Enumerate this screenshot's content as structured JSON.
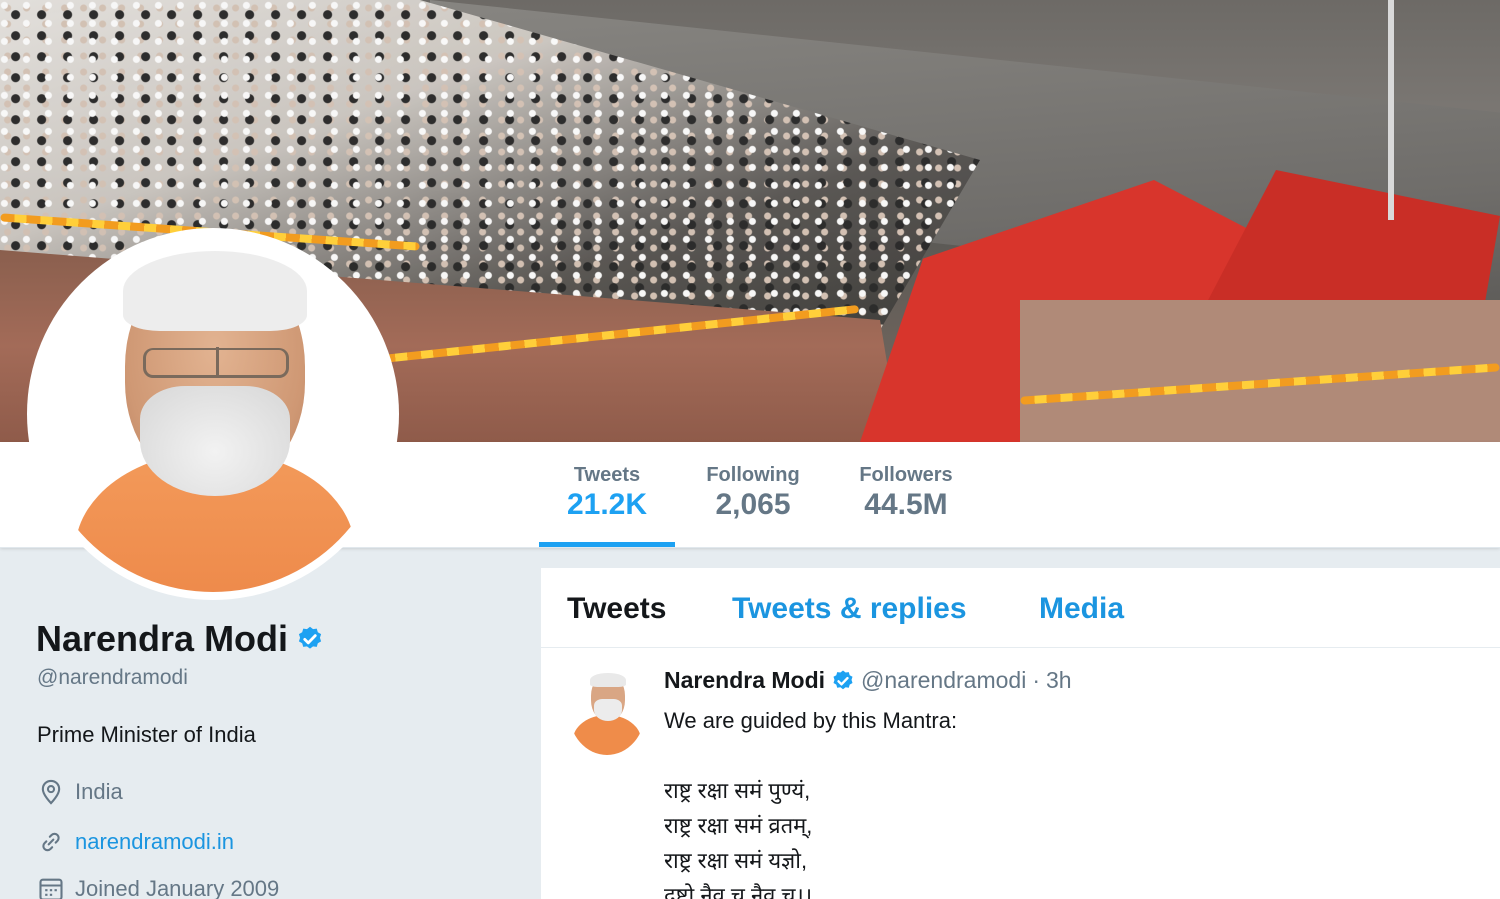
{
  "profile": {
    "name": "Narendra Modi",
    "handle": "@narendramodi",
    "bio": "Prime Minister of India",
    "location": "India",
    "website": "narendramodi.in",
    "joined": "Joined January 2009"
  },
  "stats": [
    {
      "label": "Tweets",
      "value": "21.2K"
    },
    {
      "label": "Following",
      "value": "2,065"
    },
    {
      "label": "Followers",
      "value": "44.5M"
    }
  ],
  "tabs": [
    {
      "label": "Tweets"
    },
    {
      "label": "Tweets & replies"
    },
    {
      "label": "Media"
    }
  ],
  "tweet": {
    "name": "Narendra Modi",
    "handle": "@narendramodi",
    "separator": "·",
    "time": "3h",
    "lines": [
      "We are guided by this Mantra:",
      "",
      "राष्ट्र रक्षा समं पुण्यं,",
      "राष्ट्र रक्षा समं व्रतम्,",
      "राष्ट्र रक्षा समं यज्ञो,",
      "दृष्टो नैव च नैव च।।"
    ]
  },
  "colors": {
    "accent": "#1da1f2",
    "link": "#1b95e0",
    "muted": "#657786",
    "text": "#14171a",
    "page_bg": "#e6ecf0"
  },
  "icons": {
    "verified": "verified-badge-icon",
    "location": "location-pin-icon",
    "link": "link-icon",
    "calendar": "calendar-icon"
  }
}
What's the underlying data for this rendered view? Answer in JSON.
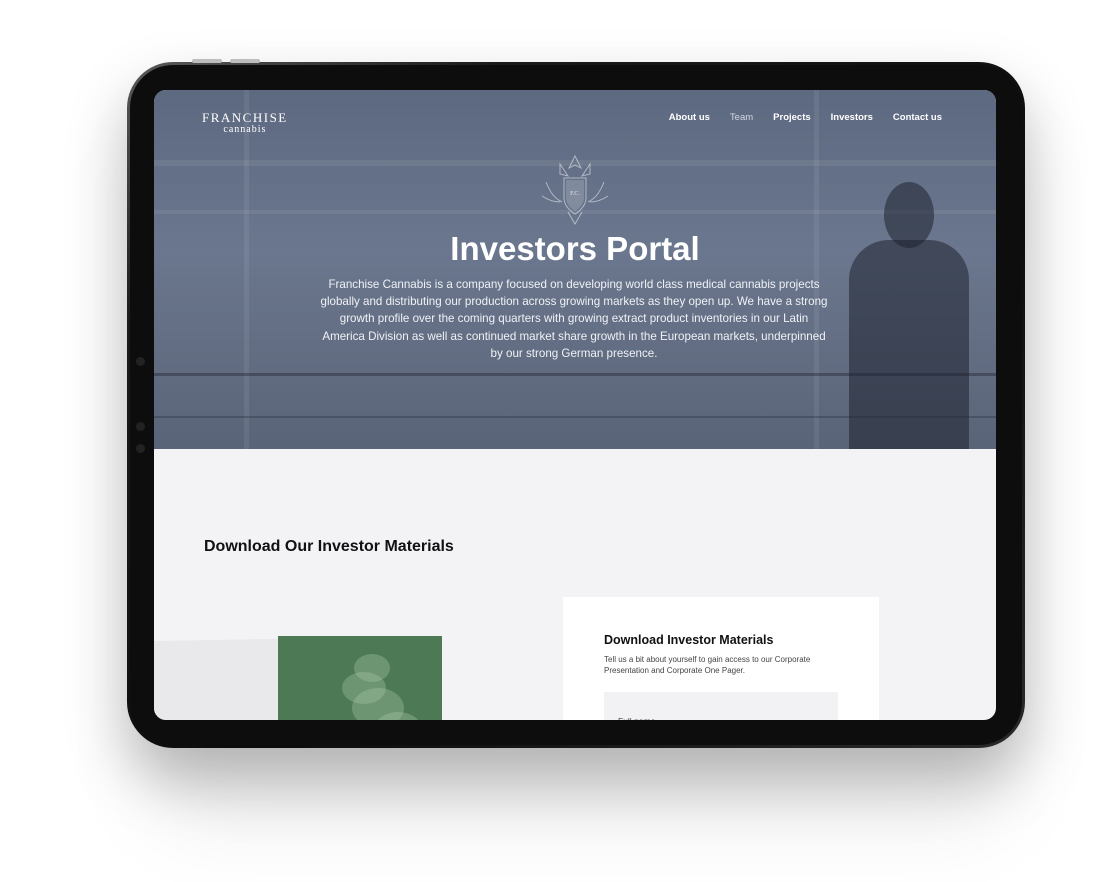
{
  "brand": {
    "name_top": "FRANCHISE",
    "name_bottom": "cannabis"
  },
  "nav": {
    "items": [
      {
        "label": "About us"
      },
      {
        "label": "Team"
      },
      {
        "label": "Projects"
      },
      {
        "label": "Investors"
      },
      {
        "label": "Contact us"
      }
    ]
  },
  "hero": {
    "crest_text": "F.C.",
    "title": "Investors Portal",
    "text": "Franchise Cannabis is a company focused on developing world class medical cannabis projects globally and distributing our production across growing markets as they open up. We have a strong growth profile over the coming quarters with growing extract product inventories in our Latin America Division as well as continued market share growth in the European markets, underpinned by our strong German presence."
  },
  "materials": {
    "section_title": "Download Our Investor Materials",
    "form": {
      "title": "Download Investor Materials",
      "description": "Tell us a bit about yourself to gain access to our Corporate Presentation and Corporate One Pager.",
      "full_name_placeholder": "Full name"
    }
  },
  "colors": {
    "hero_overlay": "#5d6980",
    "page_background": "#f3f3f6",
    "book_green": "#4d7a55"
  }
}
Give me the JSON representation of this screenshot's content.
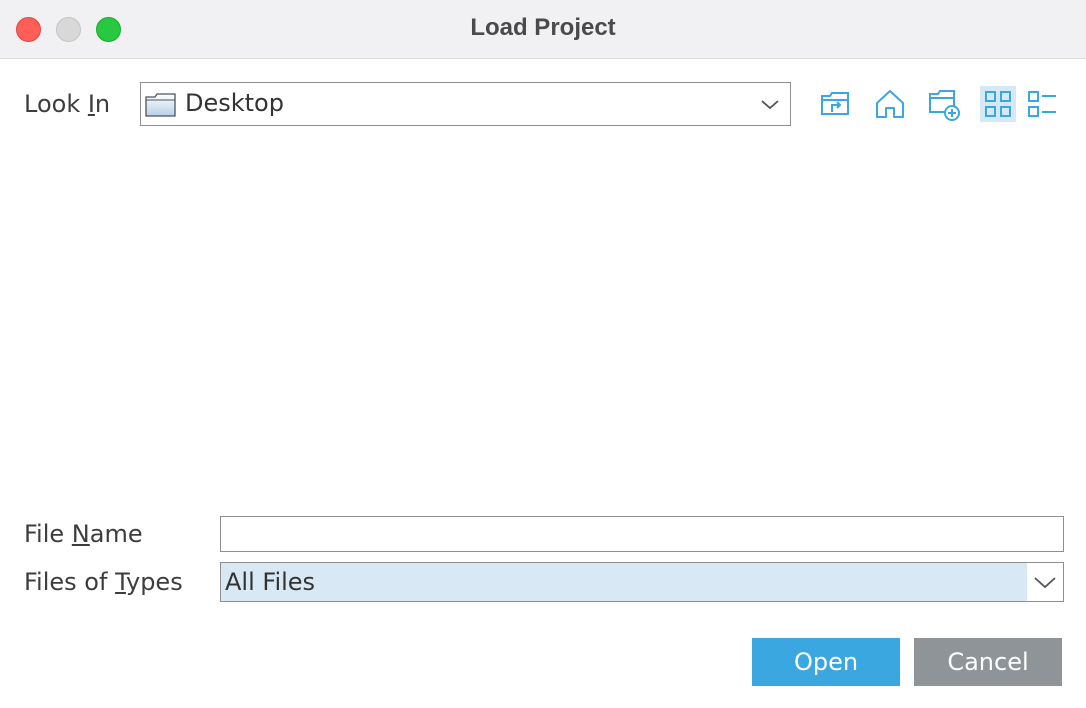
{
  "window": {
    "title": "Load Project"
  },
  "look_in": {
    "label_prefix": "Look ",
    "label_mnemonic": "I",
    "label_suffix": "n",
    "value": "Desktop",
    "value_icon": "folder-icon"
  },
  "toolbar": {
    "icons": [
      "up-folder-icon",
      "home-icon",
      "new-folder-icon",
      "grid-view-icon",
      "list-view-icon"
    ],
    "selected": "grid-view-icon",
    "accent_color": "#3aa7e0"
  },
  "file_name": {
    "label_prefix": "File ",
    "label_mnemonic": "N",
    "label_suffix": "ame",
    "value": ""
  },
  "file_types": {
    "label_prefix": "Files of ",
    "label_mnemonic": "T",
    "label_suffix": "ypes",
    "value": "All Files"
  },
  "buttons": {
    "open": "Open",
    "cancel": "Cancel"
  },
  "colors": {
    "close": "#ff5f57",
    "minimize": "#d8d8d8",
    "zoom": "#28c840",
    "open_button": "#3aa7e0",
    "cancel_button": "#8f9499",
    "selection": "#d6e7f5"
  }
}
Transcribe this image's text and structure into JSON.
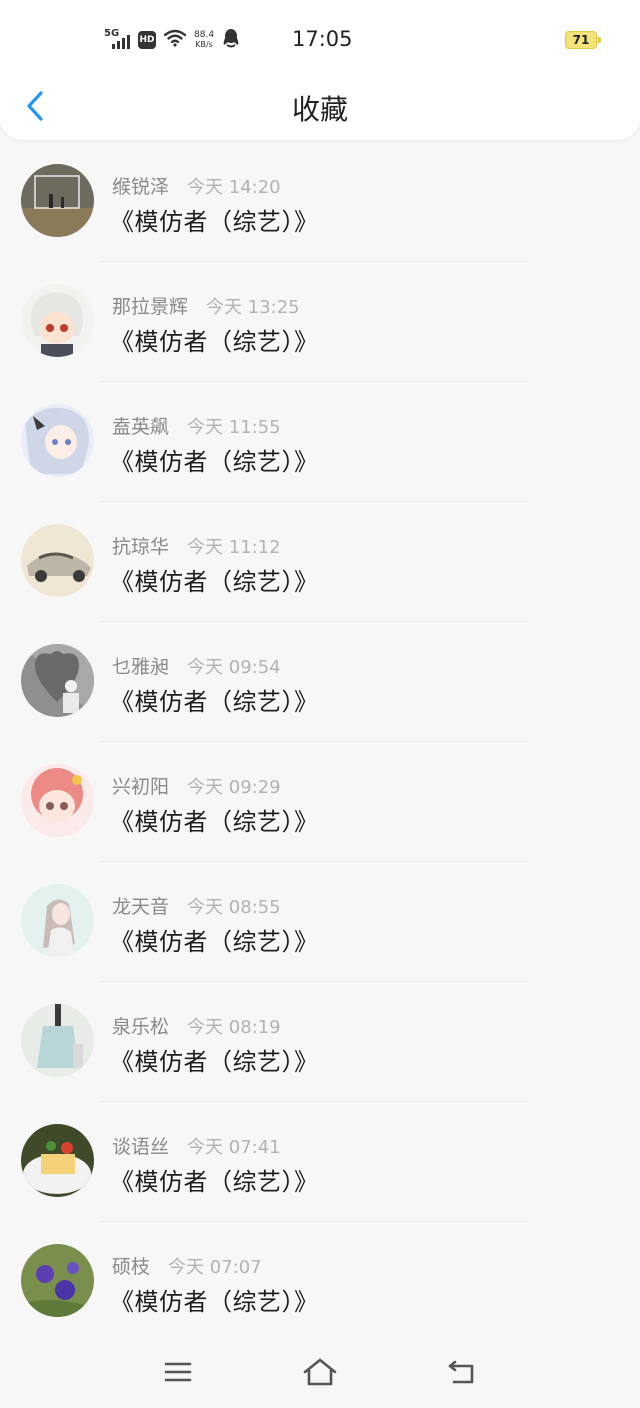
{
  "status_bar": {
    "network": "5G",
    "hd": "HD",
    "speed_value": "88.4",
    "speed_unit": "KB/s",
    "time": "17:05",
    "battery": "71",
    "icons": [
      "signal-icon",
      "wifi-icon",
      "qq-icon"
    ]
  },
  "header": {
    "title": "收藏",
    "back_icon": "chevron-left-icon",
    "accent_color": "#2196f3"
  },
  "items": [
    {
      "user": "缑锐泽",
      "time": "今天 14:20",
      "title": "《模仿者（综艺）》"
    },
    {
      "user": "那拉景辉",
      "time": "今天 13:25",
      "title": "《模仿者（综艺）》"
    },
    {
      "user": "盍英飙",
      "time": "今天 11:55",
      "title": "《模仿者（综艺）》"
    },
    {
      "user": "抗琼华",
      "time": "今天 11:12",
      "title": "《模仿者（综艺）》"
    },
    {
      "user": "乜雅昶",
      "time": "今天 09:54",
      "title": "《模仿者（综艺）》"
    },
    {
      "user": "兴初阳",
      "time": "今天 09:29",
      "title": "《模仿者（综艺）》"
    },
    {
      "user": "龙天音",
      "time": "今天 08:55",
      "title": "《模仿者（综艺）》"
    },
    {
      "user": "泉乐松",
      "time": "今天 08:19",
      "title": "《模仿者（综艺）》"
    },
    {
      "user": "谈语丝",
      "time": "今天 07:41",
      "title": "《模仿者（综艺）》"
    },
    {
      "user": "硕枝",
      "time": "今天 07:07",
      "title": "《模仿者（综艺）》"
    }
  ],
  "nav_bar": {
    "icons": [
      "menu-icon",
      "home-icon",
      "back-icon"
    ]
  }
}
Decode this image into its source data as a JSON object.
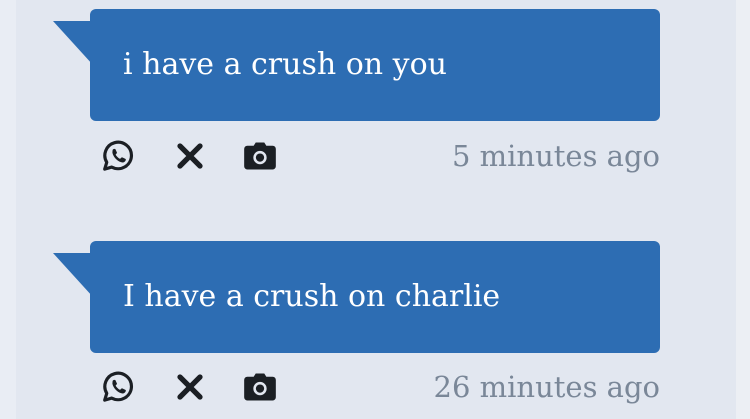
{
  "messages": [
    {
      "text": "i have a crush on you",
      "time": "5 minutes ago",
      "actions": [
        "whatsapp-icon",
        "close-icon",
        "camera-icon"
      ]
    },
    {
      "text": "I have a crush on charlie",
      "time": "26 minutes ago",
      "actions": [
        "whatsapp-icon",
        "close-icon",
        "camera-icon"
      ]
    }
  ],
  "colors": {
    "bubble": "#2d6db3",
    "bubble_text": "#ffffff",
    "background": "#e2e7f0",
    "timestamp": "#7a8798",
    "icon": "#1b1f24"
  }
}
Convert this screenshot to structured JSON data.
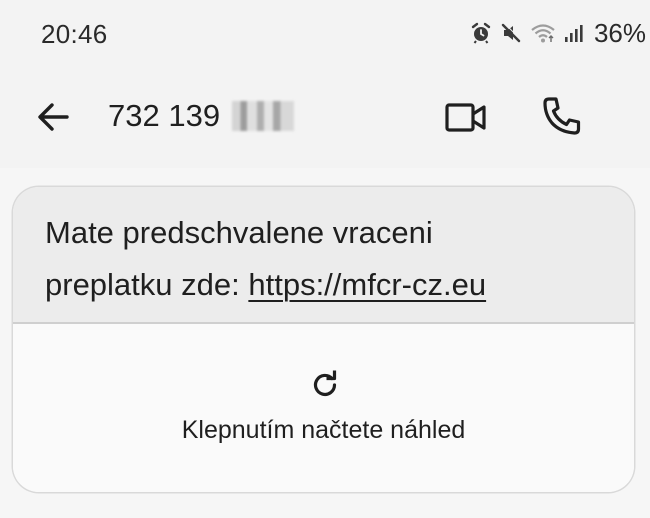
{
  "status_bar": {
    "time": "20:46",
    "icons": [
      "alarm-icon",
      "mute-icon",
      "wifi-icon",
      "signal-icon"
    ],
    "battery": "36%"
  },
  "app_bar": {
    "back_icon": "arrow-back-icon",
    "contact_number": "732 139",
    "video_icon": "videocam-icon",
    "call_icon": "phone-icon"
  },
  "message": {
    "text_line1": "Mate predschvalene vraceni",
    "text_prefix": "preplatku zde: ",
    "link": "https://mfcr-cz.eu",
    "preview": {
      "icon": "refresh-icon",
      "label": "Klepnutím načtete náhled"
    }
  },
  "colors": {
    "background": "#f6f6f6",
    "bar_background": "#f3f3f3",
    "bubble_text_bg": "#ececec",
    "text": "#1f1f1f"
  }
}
+++++
Transcribe each entry precisely as given, leaving the pictures out.

Enumerate this screenshot's content as structured JSON.
{
  "profile": {
    "name": "Narendra Modi",
    "handle": "@narendramodi",
    "bio": "Prime Minister of India",
    "location": "India",
    "website": "narendramodi.in",
    "joined": "Joined January 2009"
  },
  "stats": [
    {
      "label": "Tweets",
      "value": "21.2K"
    },
    {
      "label": "Following",
      "value": "2,065"
    },
    {
      "label": "Followers",
      "value": "44.5M"
    }
  ],
  "tabs": [
    {
      "label": "Tweets"
    },
    {
      "label": "Tweets & replies"
    },
    {
      "label": "Media"
    }
  ],
  "tweet": {
    "name": "Narendra Modi",
    "handle": "@narendramodi",
    "separator": "·",
    "time": "3h",
    "lines": [
      "We are guided by this Mantra:",
      "",
      "राष्ट्र रक्षा समं पुण्यं,",
      "राष्ट्र रक्षा समं व्रतम्,",
      "राष्ट्र रक्षा समं यज्ञो,",
      "दृष्टो नैव च नैव च।।"
    ]
  },
  "colors": {
    "accent": "#1da1f2",
    "link": "#1b95e0",
    "muted": "#657786",
    "text": "#14171a",
    "page_bg": "#e6ecf0"
  },
  "icons": {
    "verified": "verified-badge-icon",
    "location": "location-pin-icon",
    "link": "link-icon",
    "calendar": "calendar-icon"
  }
}
What's the underlying data for this rendered view? Answer in JSON.
{
  "brand": {
    "name_top": "FRANCHISE",
    "name_bottom": "cannabis"
  },
  "nav": {
    "items": [
      {
        "label": "About us"
      },
      {
        "label": "Team"
      },
      {
        "label": "Projects"
      },
      {
        "label": "Investors"
      },
      {
        "label": "Contact us"
      }
    ]
  },
  "hero": {
    "crest_text": "F.C.",
    "title": "Investors Portal",
    "text": "Franchise Cannabis is a company focused on developing world class medical cannabis projects globally and distributing our production across growing markets as they open up. We have a strong growth profile over the coming quarters with growing extract product inventories in our Latin America Division as well as continued market share growth in the European markets, underpinned by our strong German presence."
  },
  "materials": {
    "section_title": "Download Our Investor Materials",
    "form": {
      "title": "Download Investor Materials",
      "description": "Tell us a bit about yourself to gain access to our Corporate Presentation and Corporate One Pager.",
      "full_name_placeholder": "Full name"
    }
  },
  "colors": {
    "hero_overlay": "#5d6980",
    "page_background": "#f3f3f6",
    "book_green": "#4d7a55"
  }
}
Give me the JSON representation of this screenshot's content.
{
  "window": {
    "title": "Load Project"
  },
  "look_in": {
    "label_prefix": "Look ",
    "label_mnemonic": "I",
    "label_suffix": "n",
    "value": "Desktop",
    "value_icon": "folder-icon"
  },
  "toolbar": {
    "icons": [
      "up-folder-icon",
      "home-icon",
      "new-folder-icon",
      "grid-view-icon",
      "list-view-icon"
    ],
    "selected": "grid-view-icon",
    "accent_color": "#3aa7e0"
  },
  "file_name": {
    "label_prefix": "File ",
    "label_mnemonic": "N",
    "label_suffix": "ame",
    "value": ""
  },
  "file_types": {
    "label_prefix": "Files of ",
    "label_mnemonic": "T",
    "label_suffix": "ypes",
    "value": "All Files"
  },
  "buttons": {
    "open": "Open",
    "cancel": "Cancel"
  },
  "colors": {
    "close": "#ff5f57",
    "minimize": "#d8d8d8",
    "zoom": "#28c840",
    "open_button": "#3aa7e0",
    "cancel_button": "#8f9499",
    "selection": "#d6e7f5"
  }
}
Transcribe this image's text and structure into JSON.
{
  "status_bar": {
    "network": "5G",
    "hd": "HD",
    "speed_value": "88.4",
    "speed_unit": "KB/s",
    "time": "17:05",
    "battery": "71",
    "icons": [
      "signal-icon",
      "wifi-icon",
      "qq-icon"
    ]
  },
  "header": {
    "title": "收藏",
    "back_icon": "chevron-left-icon",
    "accent_color": "#2196f3"
  },
  "items": [
    {
      "user": "缑锐泽",
      "time": "今天 14:20",
      "title": "《模仿者（综艺）》"
    },
    {
      "user": "那拉景辉",
      "time": "今天 13:25",
      "title": "《模仿者（综艺）》"
    },
    {
      "user": "盍英飙",
      "time": "今天 11:55",
      "title": "《模仿者（综艺）》"
    },
    {
      "user": "抗琼华",
      "time": "今天 11:12",
      "title": "《模仿者（综艺）》"
    },
    {
      "user": "乜雅昶",
      "time": "今天 09:54",
      "title": "《模仿者（综艺）》"
    },
    {
      "user": "兴初阳",
      "time": "今天 09:29",
      "title": "《模仿者（综艺）》"
    },
    {
      "user": "龙天音",
      "time": "今天 08:55",
      "title": "《模仿者（综艺）》"
    },
    {
      "user": "泉乐松",
      "time": "今天 08:19",
      "title": "《模仿者（综艺）》"
    },
    {
      "user": "谈语丝",
      "time": "今天 07:41",
      "title": "《模仿者（综艺）》"
    },
    {
      "user": "硕枝",
      "time": "今天 07:07",
      "title": "《模仿者（综艺）》"
    }
  ],
  "nav_bar": {
    "icons": [
      "menu-icon",
      "home-icon",
      "back-icon"
    ]
  }
}
Decode this image into its source data as a JSON object.
{
  "messages": [
    {
      "text": "i have a crush on you",
      "time": "5 minutes ago",
      "actions": [
        "whatsapp-icon",
        "close-icon",
        "camera-icon"
      ]
    },
    {
      "text": "I have a crush on charlie",
      "time": "26 minutes ago",
      "actions": [
        "whatsapp-icon",
        "close-icon",
        "camera-icon"
      ]
    }
  ],
  "colors": {
    "bubble": "#2d6db3",
    "bubble_text": "#ffffff",
    "background": "#e2e7f0",
    "timestamp": "#7a8798",
    "icon": "#1b1f24"
  }
}
Convert this screenshot to structured JSON data.
{
  "status_bar": {
    "time": "20:46",
    "icons": [
      "alarm-icon",
      "mute-icon",
      "wifi-icon",
      "signal-icon"
    ],
    "battery": "36%"
  },
  "app_bar": {
    "back_icon": "arrow-back-icon",
    "contact_number": "732 139",
    "video_icon": "videocam-icon",
    "call_icon": "phone-icon"
  },
  "message": {
    "text_line1": "Mate predschvalene vraceni",
    "text_prefix": "preplatku zde: ",
    "link": "https://mfcr-cz.eu",
    "preview": {
      "icon": "refresh-icon",
      "label": "Klepnutím načtete náhled"
    }
  },
  "colors": {
    "background": "#f6f6f6",
    "bar_background": "#f3f3f3",
    "bubble_text_bg": "#ececec",
    "text": "#1f1f1f"
  }
}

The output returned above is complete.